孟子 / 盡心章句下
孟子曰、不仁哉、梁惠王也。仁者以其所愛、及其所不愛、不仁者以其所不愛、及其所愛。公孫丑問曰、何謂也。梁惠王以土地之故、糜爛其民而戰之、大敗。將復之、恐不能勝。故驅其所愛子弟以殉之。是之謂以其所不愛、及其所愛也。
新字:孟子曰、不仁哉、梁恵王也。仁者以其所愛、及其所不愛、不仁者以其所不愛、及其所愛。公孫丑問曰、何謂也。梁恵王以土地之故、糜爛其民而戦之、大敗。将復之、恐不能勝。故駆其所愛子弟以殉之。是之謂以其所不愛、及其所愛也。
書き下し
孟子曰く、「不仁なるかな、梁の惠王や。仁者は其の愛する所を以て、其の愛せざる所に及ぼし、不仁者は其の愛せざる所を以て、其の愛する所に及ぼす。」公孫丑問いて曰く、「何の謂ぞや。」「梁の惠王は土地の故を以て、其の民を糜爛して之を戰わしめ、大いに敗れたり。將に之を復せんとし、勝つこと能わざるを恐る。故に其の愛する所の子弟を驅りて、以て之に殉ぜしむ。是を之れ謂以其の愛せざる所を以て、其の愛する所に及ぼすと謂うなり。」

* * * *

■ **取り組む課題**:
• A. 梁惠王をめぐる孟子の一節に登場する人物名をすべて挙げてください。
• B. 梁惠王をめぐる孟子の一節を、最後の文の後から書き進めてください。

* * * *

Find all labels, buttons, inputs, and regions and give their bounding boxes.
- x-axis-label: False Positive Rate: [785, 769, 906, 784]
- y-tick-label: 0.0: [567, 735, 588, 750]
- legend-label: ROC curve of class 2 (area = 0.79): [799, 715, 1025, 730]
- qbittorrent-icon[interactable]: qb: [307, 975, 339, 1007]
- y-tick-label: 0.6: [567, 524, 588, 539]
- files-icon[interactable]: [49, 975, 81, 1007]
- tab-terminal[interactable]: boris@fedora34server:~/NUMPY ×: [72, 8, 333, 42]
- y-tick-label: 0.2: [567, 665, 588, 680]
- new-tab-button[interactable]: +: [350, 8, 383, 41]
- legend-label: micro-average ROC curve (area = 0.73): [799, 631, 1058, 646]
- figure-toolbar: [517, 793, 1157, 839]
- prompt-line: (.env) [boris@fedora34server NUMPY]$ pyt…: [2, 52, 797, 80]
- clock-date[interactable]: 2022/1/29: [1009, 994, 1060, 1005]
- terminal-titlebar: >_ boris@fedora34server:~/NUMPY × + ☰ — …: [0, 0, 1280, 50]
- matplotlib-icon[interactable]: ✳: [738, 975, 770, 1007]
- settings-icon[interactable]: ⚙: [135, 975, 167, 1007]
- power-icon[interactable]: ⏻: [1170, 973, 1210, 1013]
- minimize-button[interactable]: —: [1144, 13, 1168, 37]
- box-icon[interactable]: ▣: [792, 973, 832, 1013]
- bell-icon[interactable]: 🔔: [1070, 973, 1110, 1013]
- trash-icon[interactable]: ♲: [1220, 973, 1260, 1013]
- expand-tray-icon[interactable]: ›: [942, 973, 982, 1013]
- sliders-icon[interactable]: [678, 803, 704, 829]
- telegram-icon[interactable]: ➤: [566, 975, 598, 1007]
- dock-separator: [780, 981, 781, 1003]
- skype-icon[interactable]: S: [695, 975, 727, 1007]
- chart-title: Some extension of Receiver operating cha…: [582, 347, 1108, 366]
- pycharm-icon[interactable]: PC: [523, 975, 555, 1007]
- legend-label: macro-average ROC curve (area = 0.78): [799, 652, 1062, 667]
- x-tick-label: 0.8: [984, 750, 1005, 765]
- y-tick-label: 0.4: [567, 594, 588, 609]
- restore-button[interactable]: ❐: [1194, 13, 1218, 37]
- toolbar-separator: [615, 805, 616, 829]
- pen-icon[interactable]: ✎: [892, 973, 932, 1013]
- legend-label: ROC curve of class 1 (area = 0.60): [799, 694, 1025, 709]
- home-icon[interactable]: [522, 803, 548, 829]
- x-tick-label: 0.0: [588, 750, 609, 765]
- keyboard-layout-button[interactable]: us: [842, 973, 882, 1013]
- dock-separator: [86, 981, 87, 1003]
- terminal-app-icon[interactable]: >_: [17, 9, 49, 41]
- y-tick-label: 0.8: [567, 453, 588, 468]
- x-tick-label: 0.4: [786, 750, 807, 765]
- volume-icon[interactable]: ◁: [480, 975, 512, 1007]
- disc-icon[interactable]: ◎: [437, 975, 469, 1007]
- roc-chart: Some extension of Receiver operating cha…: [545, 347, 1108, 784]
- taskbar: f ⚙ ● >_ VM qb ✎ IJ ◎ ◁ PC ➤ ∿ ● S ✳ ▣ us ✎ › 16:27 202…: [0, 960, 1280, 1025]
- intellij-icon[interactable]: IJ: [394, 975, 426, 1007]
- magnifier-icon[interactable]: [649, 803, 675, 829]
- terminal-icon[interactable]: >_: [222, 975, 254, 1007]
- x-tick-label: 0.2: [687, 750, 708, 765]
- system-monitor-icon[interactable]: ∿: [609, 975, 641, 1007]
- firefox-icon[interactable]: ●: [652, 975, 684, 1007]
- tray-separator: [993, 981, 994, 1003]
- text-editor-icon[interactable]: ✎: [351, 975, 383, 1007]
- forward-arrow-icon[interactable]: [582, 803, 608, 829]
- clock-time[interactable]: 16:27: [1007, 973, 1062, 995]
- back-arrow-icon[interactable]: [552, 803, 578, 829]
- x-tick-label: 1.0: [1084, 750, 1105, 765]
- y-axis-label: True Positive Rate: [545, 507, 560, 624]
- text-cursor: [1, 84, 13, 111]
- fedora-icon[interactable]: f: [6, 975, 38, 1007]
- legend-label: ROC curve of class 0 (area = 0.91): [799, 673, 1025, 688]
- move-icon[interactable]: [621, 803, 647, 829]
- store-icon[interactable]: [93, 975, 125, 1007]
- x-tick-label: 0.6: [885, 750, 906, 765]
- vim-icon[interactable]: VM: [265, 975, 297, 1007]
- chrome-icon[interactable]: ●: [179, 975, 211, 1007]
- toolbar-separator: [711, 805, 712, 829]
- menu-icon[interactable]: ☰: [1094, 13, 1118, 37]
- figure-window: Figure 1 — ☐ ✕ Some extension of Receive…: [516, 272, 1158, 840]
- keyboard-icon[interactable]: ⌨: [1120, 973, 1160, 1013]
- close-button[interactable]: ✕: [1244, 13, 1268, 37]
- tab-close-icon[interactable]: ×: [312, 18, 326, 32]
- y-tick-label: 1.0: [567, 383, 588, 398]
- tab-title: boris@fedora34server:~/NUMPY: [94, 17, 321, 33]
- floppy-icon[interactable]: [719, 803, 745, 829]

* * * *

■ **課題別の解答**:
• A. 孟子、梁惠王（梁の惠王）、公孫丑

• B.
現代語訳
孟子は言った。 「実に不仁だなあ、梁の惠王は。仁者は愛する者に対する心を、愛しない者にまで及ぼす。不仁者は愛しない者に対する心を、愛する者にまで及ぼす。」 弟子の公孫丑は尋ねた。 「それはどのような事を言っておられるのですか。」 「梁の惠王は他国から土地を侵奪することを望み、その民をして骨身を戦場に無残にさらして戦わせ、しかも大敗した。そこでこれに報復しようとしたが、勝てそうにないことを恐れて、自分の愛する子弟までも駆り出し、戦いの犠牲に供してしまった。これが、愛する者に対する心を、愛しない者にまで及ぼすというのである。」
解説
リーダーや為政者の身勝手な欲望は、最終的に自分自身の首を絞めるだけでなく、最も大切にすべき身内の人々をも不幸に巻き込んでしまいます。自分の利益や面子を守るために、他者を犠牲にすることを正当化する姿勢は、いずれ愛する者をも犠牲にしてしまう危険性を孕んでいます。現代のビジネスや組織運営においても、目先の利益や見栄のために無理な方針を押し通せば、結果として大切な社員や家族を苦しめることになります。誠実さと思いやりを忘れてはなりません。